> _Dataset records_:
════════════════════
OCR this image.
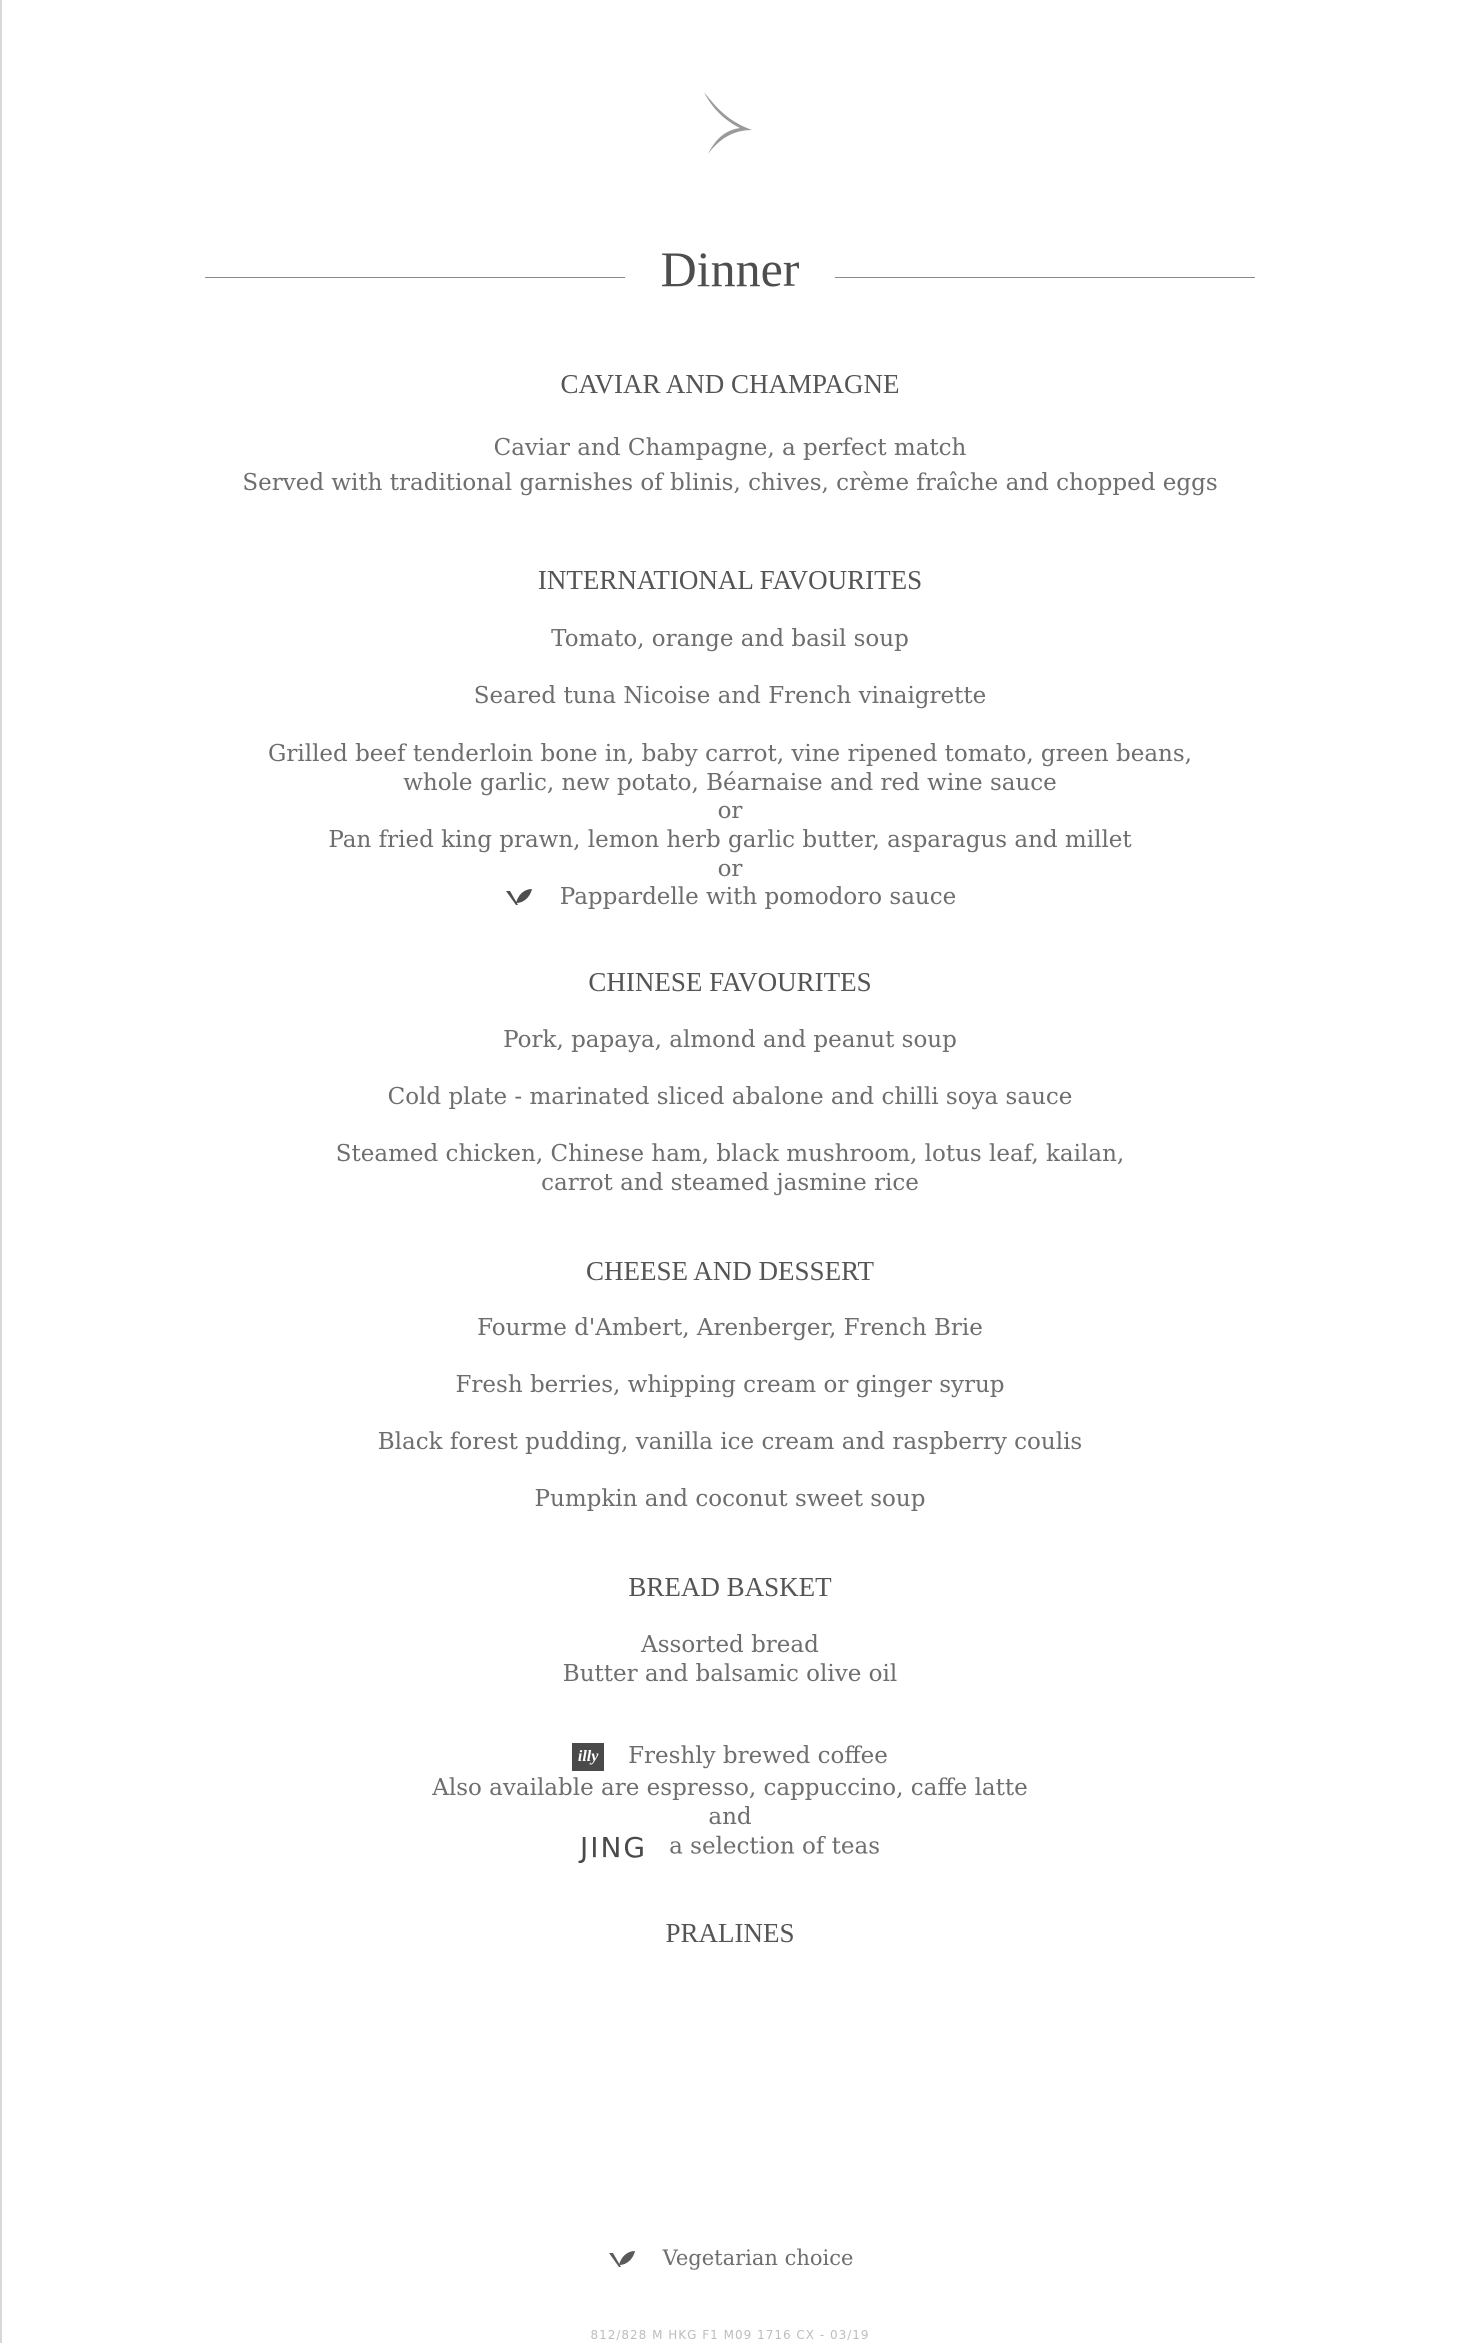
Dinner
CAVIAR AND CHAMPAGNE
Caviar and Champagne, a perfect match
Served with traditional garnishes of blinis, chives, crème fraîche and chopped eggs
INTERNATIONAL FAVOURITES
Tomato, orange and basil soup
Seared tuna Nicoise and French vinaigrette
Grilled beef tenderloin bone in, baby carrot, vine ripened tomato, green beans,
whole garlic, new potato, Béarnaise and red wine sauce
or
Pan fried king prawn, lemon herb garlic butter, asparagus and millet
or
Pappardelle with pomodoro sauce
CHINESE FAVOURITES
Pork, papaya, almond and peanut soup
Cold plate - marinated sliced abalone and chilli soya sauce
Steamed chicken, Chinese ham, black mushroom, lotus leaf, kailan,
carrot and steamed jasmine rice
CHEESE AND DESSERT
Fourme d'Ambert, Arenberger, French Brie
Fresh berries, whipping cream or ginger syrup
Black forest pudding, vanilla ice cream and raspberry coulis
Pumpkin and coconut sweet soup
BREAD BASKET
Assorted bread
Butter and balsamic olive oil
illy Freshly brewed coffee
Also available are espresso, cappuccino, caffe latte
and
JING a selection of teas
PRALINES
Vegetarian choice
812/828 M HKG F1 M09 1716 CX - 03/19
════════════════════
> _What is needed_:
Except for the pictures, print the data above exactly.

> _Task output_:
OCR this image.
Dinner
CAVIAR AND CHAMPAGNE
Caviar and Champagne, a perfect match
Served with traditional garnishes of blinis, chives, crème fraîche and chopped eggs
INTERNATIONAL FAVOURITES
Tomato, orange and basil soup
Seared tuna Nicoise and French vinaigrette
Grilled beef tenderloin bone in, baby carrot, vine ripened tomato, green beans,
whole garlic, new potato, Béarnaise and red wine sauce
or
Pan fried king prawn, lemon herb garlic butter, asparagus and millet
or
Pappardelle with pomodoro sauce
CHINESE FAVOURITES
Pork, papaya, almond and peanut soup
Cold plate - marinated sliced abalone and chilli soya sauce
Steamed chicken, Chinese ham, black mushroom, lotus leaf, kailan,
carrot and steamed jasmine rice
CHEESE AND DESSERT
Fourme d'Ambert, Arenberger, French Brie
Fresh berries, whipping cream or ginger syrup
Black forest pudding, vanilla ice cream and raspberry coulis
Pumpkin and coconut sweet soup
BREAD BASKET
Assorted bread
Butter and balsamic olive oil
illy Freshly brewed coffee
Also available are espresso, cappuccino, caffe latte
and
JING a selection of teas
PRALINES
Vegetarian choice
812/828 M HKG F1 M09 1716 CX - 03/19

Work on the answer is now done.